*Data supplied*
^^^^^^^^
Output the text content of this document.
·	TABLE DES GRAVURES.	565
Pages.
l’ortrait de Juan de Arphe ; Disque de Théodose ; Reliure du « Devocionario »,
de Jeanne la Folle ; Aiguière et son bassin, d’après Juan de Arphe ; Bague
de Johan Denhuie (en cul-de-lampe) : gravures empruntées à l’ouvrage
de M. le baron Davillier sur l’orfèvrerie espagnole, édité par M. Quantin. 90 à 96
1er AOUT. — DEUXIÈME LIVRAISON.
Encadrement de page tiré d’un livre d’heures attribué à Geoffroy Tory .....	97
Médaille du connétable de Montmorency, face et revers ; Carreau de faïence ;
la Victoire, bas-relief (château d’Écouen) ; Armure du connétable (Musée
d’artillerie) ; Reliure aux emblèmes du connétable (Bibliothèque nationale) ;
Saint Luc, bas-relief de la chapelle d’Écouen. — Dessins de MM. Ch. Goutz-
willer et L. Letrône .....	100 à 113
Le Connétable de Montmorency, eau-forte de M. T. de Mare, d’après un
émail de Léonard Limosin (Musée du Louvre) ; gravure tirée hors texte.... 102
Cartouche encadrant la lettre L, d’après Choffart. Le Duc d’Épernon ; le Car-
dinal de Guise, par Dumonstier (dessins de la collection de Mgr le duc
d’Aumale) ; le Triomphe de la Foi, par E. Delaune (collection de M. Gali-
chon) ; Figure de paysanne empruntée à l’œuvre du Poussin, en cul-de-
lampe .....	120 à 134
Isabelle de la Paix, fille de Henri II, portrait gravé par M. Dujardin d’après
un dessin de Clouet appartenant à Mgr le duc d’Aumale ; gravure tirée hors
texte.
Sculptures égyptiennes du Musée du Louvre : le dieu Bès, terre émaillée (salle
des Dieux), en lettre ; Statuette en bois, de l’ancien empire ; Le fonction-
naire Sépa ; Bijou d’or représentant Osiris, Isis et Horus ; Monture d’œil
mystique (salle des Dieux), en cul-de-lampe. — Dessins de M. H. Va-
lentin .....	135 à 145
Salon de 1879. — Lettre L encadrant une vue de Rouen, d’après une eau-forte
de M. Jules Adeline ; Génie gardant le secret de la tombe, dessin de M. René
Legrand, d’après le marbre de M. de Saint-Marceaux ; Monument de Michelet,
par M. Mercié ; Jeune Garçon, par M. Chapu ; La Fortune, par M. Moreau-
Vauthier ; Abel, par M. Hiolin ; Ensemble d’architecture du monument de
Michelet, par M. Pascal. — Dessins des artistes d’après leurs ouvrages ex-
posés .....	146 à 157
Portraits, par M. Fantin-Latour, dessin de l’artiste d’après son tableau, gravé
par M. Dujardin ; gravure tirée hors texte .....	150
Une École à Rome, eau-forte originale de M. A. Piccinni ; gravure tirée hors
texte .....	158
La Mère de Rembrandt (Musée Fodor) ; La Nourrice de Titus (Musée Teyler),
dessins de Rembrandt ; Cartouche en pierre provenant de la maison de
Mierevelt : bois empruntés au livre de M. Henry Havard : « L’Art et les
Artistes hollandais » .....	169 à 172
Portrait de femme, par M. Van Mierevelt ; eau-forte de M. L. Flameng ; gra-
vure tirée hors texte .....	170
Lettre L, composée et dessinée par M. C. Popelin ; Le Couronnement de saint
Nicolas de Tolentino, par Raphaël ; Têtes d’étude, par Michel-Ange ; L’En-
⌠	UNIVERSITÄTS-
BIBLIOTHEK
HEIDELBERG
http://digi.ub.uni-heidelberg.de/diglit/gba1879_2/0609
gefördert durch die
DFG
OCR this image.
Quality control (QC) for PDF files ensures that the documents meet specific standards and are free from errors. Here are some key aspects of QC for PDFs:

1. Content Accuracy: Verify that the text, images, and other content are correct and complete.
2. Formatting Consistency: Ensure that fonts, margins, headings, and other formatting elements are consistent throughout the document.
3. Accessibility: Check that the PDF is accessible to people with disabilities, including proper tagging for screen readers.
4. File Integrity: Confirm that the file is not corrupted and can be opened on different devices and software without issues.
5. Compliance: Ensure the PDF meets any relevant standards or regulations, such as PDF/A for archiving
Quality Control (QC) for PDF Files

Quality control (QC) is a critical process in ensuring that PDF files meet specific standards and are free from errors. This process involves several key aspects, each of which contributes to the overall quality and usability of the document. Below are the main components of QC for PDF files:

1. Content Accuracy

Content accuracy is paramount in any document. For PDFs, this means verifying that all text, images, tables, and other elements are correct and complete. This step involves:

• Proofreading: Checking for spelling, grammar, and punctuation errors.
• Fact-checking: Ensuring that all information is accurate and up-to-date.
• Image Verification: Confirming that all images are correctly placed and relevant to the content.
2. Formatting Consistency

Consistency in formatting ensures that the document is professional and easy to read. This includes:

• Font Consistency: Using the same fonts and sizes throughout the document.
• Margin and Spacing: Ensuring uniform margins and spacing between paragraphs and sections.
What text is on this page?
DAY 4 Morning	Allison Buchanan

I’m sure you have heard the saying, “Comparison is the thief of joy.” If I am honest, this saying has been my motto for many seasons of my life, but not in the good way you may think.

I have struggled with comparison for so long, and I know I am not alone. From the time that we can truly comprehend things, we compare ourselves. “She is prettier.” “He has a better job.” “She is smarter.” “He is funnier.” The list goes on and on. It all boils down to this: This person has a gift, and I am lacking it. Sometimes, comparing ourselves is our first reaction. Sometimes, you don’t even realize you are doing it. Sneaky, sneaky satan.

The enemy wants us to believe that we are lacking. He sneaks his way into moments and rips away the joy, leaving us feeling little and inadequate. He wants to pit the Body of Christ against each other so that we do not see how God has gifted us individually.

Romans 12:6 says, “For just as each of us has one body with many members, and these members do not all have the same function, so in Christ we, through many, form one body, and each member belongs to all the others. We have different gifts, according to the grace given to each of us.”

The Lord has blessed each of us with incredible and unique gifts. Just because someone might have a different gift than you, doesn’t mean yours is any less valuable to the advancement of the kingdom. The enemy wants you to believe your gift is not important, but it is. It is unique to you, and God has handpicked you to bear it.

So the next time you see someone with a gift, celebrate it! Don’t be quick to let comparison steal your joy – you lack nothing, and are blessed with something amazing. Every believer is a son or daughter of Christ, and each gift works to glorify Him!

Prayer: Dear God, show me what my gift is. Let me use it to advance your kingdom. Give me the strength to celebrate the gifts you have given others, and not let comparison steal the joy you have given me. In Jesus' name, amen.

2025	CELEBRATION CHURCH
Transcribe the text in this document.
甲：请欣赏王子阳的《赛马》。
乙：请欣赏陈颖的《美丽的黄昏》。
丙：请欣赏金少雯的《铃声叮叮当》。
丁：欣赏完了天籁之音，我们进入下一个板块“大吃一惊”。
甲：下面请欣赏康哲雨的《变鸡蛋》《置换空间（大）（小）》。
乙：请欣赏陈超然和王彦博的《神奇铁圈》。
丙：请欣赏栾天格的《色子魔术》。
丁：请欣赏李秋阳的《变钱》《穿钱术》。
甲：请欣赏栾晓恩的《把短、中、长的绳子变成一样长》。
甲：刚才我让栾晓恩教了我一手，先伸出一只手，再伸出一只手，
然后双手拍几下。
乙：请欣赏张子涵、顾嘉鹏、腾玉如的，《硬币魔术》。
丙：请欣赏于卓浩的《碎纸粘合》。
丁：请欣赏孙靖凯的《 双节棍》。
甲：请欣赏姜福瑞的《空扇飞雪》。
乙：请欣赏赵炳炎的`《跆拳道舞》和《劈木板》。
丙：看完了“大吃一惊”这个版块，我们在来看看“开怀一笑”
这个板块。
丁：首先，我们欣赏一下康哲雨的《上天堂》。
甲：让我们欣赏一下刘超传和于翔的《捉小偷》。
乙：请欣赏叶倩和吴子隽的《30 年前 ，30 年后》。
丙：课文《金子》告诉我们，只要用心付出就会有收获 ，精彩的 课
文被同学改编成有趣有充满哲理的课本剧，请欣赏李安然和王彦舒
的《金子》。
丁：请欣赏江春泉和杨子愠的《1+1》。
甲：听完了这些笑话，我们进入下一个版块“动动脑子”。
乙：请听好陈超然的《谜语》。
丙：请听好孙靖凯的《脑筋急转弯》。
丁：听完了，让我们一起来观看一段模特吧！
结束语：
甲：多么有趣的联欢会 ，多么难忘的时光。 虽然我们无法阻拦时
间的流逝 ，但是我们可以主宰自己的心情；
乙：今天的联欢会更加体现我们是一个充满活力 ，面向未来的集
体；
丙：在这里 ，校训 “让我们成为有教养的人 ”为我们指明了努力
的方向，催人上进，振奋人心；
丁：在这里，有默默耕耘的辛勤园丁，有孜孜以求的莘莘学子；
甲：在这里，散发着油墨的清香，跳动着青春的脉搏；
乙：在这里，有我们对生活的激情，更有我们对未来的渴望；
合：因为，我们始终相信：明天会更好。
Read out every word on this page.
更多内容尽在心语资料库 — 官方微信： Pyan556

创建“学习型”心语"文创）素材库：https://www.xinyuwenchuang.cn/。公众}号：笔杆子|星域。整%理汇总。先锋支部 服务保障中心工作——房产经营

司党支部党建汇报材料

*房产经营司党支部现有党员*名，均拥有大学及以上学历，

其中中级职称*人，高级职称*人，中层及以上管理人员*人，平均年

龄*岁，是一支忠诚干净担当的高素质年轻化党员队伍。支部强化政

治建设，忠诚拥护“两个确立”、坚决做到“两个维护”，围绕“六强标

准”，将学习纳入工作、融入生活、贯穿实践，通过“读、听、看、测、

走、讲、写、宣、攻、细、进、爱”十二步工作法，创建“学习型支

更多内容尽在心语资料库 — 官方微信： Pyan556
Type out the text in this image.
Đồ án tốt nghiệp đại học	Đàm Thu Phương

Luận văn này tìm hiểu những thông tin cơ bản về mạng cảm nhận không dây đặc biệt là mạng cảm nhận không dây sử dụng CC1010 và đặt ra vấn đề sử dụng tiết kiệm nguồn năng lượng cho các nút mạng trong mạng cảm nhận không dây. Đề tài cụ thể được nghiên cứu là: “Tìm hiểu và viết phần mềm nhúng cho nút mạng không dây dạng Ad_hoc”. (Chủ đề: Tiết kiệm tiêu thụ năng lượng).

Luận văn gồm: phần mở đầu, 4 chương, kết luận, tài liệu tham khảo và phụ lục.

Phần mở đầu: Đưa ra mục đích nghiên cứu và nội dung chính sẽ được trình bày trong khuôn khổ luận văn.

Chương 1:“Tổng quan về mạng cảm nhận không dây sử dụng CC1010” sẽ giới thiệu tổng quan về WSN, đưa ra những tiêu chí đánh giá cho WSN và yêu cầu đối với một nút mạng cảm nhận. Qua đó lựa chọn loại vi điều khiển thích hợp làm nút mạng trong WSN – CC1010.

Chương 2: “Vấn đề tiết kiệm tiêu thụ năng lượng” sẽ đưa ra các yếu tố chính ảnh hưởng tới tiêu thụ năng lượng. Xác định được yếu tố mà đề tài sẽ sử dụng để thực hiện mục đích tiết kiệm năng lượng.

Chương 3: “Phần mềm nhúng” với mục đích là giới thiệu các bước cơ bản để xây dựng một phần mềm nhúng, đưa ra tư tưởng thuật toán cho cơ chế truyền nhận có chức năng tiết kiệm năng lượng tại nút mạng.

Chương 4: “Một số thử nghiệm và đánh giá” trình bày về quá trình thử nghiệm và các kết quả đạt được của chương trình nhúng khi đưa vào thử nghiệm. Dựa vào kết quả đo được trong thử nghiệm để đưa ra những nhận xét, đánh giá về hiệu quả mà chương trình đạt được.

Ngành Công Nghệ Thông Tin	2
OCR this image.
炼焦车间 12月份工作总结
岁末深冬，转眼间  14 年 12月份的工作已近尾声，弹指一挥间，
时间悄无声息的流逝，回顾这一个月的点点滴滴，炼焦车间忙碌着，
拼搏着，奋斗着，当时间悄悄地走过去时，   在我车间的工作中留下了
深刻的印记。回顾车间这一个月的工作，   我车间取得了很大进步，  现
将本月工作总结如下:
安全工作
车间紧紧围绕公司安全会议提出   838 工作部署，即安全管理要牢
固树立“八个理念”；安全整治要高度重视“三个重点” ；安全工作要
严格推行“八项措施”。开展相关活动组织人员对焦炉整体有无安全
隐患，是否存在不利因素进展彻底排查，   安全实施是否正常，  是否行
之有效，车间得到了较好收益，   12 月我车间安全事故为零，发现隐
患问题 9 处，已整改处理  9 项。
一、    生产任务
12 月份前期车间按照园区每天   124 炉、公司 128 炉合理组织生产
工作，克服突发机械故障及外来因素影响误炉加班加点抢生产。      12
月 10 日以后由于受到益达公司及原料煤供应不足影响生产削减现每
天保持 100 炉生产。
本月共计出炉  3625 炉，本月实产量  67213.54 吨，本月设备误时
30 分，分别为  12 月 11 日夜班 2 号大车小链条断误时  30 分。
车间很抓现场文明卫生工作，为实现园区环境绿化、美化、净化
^^^^^^^^
*Exercise*
Gather all lines where the word "errors" appears.

*Result*
Quality control (QC) for PDF files ensures that the documents meet specific standards and are free from errors. Here are some key aspects of QC for PDFs:
Quality control (QC) is a critical process in ensuring that PDF files meet specific standards and are free from errors. This process involves several key aspects, each of which contributes to the overall quality and usability of the document. Below are the main components of QC for PDF files:
• Proofreading: Checking for spelling, grammar, and punctuation errors.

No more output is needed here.